## begin Records to process

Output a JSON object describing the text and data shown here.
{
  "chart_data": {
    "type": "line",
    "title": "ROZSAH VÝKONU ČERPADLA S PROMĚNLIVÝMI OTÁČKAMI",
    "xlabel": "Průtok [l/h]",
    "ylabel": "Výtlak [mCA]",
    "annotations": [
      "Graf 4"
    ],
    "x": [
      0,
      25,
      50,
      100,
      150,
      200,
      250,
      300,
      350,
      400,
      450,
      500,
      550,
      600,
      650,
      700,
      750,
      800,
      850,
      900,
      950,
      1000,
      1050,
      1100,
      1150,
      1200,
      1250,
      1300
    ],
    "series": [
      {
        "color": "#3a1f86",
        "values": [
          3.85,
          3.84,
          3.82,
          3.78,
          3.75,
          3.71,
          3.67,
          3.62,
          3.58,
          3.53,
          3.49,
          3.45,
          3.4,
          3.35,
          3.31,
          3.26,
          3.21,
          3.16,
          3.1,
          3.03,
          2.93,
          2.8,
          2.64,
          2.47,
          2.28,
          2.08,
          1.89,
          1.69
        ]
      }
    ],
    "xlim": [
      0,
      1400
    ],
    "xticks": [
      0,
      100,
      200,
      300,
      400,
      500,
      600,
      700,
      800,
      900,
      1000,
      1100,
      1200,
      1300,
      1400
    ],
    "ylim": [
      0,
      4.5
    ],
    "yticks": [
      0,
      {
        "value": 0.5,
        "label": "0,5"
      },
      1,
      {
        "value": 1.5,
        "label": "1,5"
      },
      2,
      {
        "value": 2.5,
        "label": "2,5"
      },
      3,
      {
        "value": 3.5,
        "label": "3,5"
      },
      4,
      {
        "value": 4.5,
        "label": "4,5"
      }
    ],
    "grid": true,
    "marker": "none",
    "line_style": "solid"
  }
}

## end Records to process

The task :: Reproduce the listing above verbatim, from first line to last.

Expected output ::
Output a JSON object describing the text and data shown here.
{
  "chart_data": {
    "type": "line",
    "title": "ROZSAH VÝKONU ČERPADLA S PROMĚNLIVÝMI OTÁČKAMI",
    "xlabel": "Průtok [l/h]",
    "ylabel": "Výtlak [mCA]",
    "annotations": [
      "Graf 4"
    ],
    "x": [
      0,
      25,
      50,
      100,
      150,
      200,
      250,
      300,
      350,
      400,
      450,
      500,
      550,
      600,
      650,
      700,
      750,
      800,
      850,
      900,
      950,
      1000,
      1050,
      1100,
      1150,
      1200,
      1250,
      1300
    ],
    "series": [
      {
        "color": "#3a1f86",
        "values": [
          3.85,
          3.84,
          3.82,
          3.78,
          3.75,
          3.71,
          3.67,
          3.62,
          3.58,
          3.53,
          3.49,
          3.45,
          3.4,
          3.35,
          3.31,
          3.26,
          3.21,
          3.16,
          3.1,
          3.03,
          2.93,
          2.8,
          2.64,
          2.47,
          2.28,
          2.08,
          1.89,
          1.69
        ]
      }
    ],
    "xlim": [
      0,
      1400
    ],
    "xticks": [
      0,
      100,
      200,
      300,
      400,
      500,
      600,
      700,
      800,
      900,
      1000,
      1100,
      1200,
      1300,
      1400
    ],
    "ylim": [
      0,
      4.5
    ],
    "yticks": [
      0,
      {
        "value": 0.5,
        "label": "0,5"
      },
      1,
      {
        "value": 1.5,
        "label": "1,5"
      },
      2,
      {
        "value": 2.5,
        "label": "2,5"
      },
      3,
      {
        "value": 3.5,
        "label": "3,5"
      },
      4,
      {
        "value": 4.5,
        "label": "4,5"
      }
    ],
    "grid": true,
    "marker": "none",
    "line_style": "solid"
  }
}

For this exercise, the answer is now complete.